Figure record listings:
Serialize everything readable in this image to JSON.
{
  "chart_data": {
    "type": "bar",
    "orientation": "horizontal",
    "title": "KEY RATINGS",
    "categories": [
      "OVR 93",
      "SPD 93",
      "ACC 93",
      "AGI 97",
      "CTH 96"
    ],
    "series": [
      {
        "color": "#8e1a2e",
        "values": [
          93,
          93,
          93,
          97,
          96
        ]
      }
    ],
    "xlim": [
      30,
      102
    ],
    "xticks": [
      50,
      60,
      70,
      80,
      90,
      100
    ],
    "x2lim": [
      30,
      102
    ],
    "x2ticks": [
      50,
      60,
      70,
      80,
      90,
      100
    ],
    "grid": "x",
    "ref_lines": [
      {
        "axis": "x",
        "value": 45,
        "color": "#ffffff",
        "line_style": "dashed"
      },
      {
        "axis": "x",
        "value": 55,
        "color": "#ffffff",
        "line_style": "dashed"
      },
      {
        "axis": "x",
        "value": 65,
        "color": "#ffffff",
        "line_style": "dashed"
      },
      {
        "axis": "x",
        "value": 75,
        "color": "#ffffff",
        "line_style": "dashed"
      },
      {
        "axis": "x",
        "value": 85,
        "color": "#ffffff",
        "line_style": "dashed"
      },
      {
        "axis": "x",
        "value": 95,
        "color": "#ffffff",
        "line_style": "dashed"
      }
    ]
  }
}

Exercise
Send back every record, precisely as written.

Exercise response
Serialize everything readable in this image to JSON.
{
  "chart_data": {
    "type": "bar",
    "orientation": "horizontal",
    "title": "KEY RATINGS",
    "categories": [
      "OVR 93",
      "SPD 93",
      "ACC 93",
      "AGI 97",
      "CTH 96"
    ],
    "series": [
      {
        "color": "#8e1a2e",
        "values": [
          93,
          93,
          93,
          97,
          96
        ]
      }
    ],
    "xlim": [
      30,
      102
    ],
    "xticks": [
      50,
      60,
      70,
      80,
      90,
      100
    ],
    "x2lim": [
      30,
      102
    ],
    "x2ticks": [
      50,
      60,
      70,
      80,
      90,
      100
    ],
    "grid": "x",
    "ref_lines": [
      {
        "axis": "x",
        "value": 45,
        "color": "#ffffff",
        "line_style": "dashed"
      },
      {
        "axis": "x",
        "value": 55,
        "color": "#ffffff",
        "line_style": "dashed"
      },
      {
        "axis": "x",
        "value": 65,
        "color": "#ffffff",
        "line_style": "dashed"
      },
      {
        "axis": "x",
        "value": 75,
        "color": "#ffffff",
        "line_style": "dashed"
      },
      {
        "axis": "x",
        "value": 85,
        "color": "#ffffff",
        "line_style": "dashed"
      },
      {
        "axis": "x",
        "value": 95,
        "color": "#ffffff",
        "line_style": "dashed"
      }
    ]
  }
}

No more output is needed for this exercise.